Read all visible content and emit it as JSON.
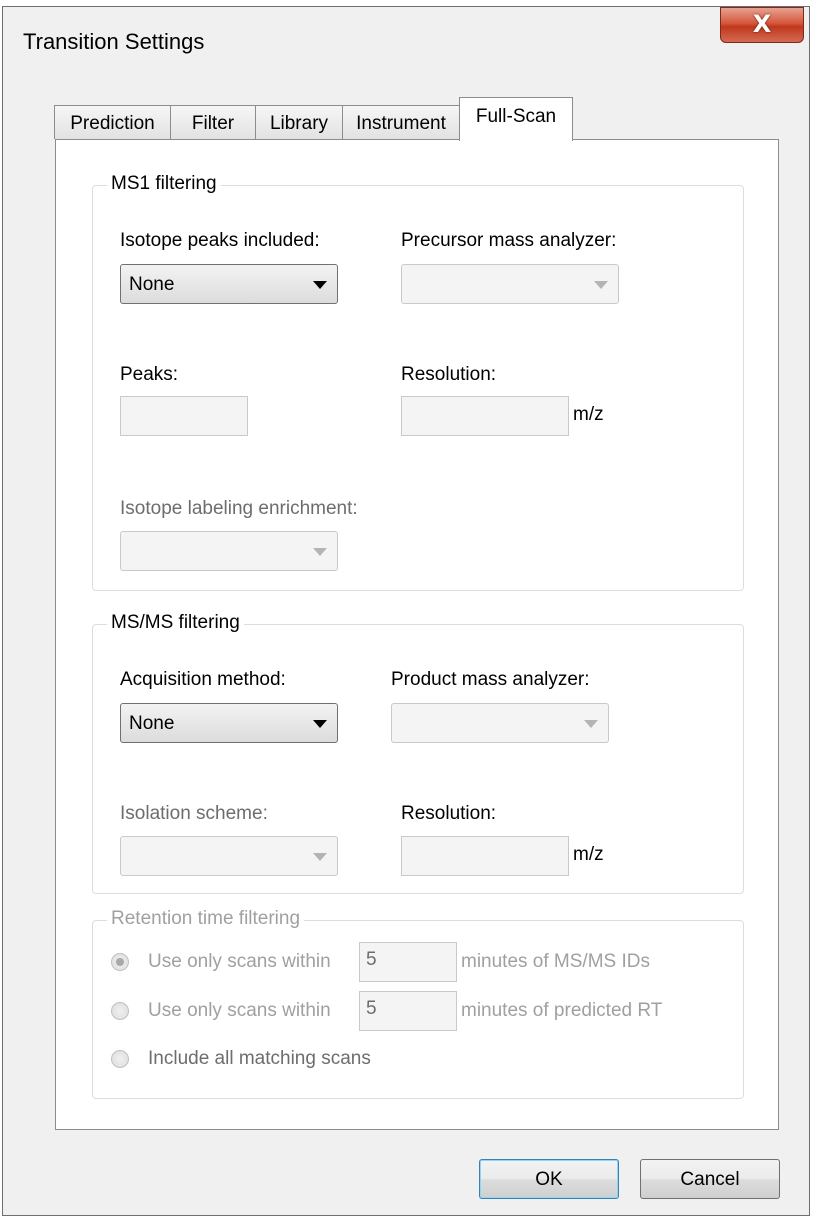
{
  "dialog": {
    "title": "Transition Settings",
    "close_label": "X"
  },
  "tabs": [
    {
      "label": "Prediction",
      "active": false
    },
    {
      "label": "Filter",
      "active": false
    },
    {
      "label": "Library",
      "active": false
    },
    {
      "label": "Instrument",
      "active": false
    },
    {
      "label": "Full-Scan",
      "active": true
    }
  ],
  "ms1": {
    "title": "MS1 filtering",
    "isotope_peaks_label": "Isotope peaks included:",
    "isotope_peaks_value": "None",
    "precursor_analyzer_label": "Precursor mass analyzer:",
    "precursor_analyzer_value": "",
    "peaks_label": "Peaks:",
    "peaks_value": "",
    "resolution_label": "Resolution:",
    "resolution_value": "",
    "resolution_unit": "m/z",
    "enrichment_label": "Isotope labeling enrichment:",
    "enrichment_value": ""
  },
  "msms": {
    "title": "MS/MS filtering",
    "acquisition_label": "Acquisition method:",
    "acquisition_value": "None",
    "product_analyzer_label": "Product mass analyzer:",
    "product_analyzer_value": "",
    "isolation_label": "Isolation scheme:",
    "isolation_value": "",
    "resolution_label": "Resolution:",
    "resolution_value": "",
    "resolution_unit": "m/z"
  },
  "retention": {
    "title": "Retention time filtering",
    "options": [
      {
        "prefix": "Use only scans within",
        "value": "5",
        "suffix": "minutes of MS/MS IDs",
        "checked": true
      },
      {
        "prefix": "Use only scans within",
        "value": "5",
        "suffix": "minutes of predicted RT",
        "checked": false
      },
      {
        "prefix": "Include all matching scans",
        "checked": false
      }
    ]
  },
  "buttons": {
    "ok": "OK",
    "cancel": "Cancel"
  },
  "colors": {
    "window_bg": "#f0f0f0",
    "panel_bg": "#ffffff",
    "disabled_text": "#a0a0a0",
    "close_button": "#c7442a"
  }
}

● Goal of the exercise
Above are the records; reproduce them exactly and leave out the pictures.

● Result of this task
Read all visible content and emit it as JSON.
{
  "dialog": {
    "title": "Transition Settings",
    "close_label": "X"
  },
  "tabs": [
    {
      "label": "Prediction",
      "active": false
    },
    {
      "label": "Filter",
      "active": false
    },
    {
      "label": "Library",
      "active": false
    },
    {
      "label": "Instrument",
      "active": false
    },
    {
      "label": "Full-Scan",
      "active": true
    }
  ],
  "ms1": {
    "title": "MS1 filtering",
    "isotope_peaks_label": "Isotope peaks included:",
    "isotope_peaks_value": "None",
    "precursor_analyzer_label": "Precursor mass analyzer:",
    "precursor_analyzer_value": "",
    "peaks_label": "Peaks:",
    "peaks_value": "",
    "resolution_label": "Resolution:",
    "resolution_value": "",
    "resolution_unit": "m/z",
    "enrichment_label": "Isotope labeling enrichment:",
    "enrichment_value": ""
  },
  "msms": {
    "title": "MS/MS filtering",
    "acquisition_label": "Acquisition method:",
    "acquisition_value": "None",
    "product_analyzer_label": "Product mass analyzer:",
    "product_analyzer_value": "",
    "isolation_label": "Isolation scheme:",
    "isolation_value": "",
    "resolution_label": "Resolution:",
    "resolution_value": "",
    "resolution_unit": "m/z"
  },
  "retention": {
    "title": "Retention time filtering",
    "options": [
      {
        "prefix": "Use only scans within",
        "value": "5",
        "suffix": "minutes of MS/MS IDs",
        "checked": true
      },
      {
        "prefix": "Use only scans within",
        "value": "5",
        "suffix": "minutes of predicted RT",
        "checked": false
      },
      {
        "prefix": "Include all matching scans",
        "checked": false
      }
    ]
  },
  "buttons": {
    "ok": "OK",
    "cancel": "Cancel"
  },
  "colors": {
    "window_bg": "#f0f0f0",
    "panel_bg": "#ffffff",
    "disabled_text": "#a0a0a0",
    "close_button": "#c7442a"
  }
}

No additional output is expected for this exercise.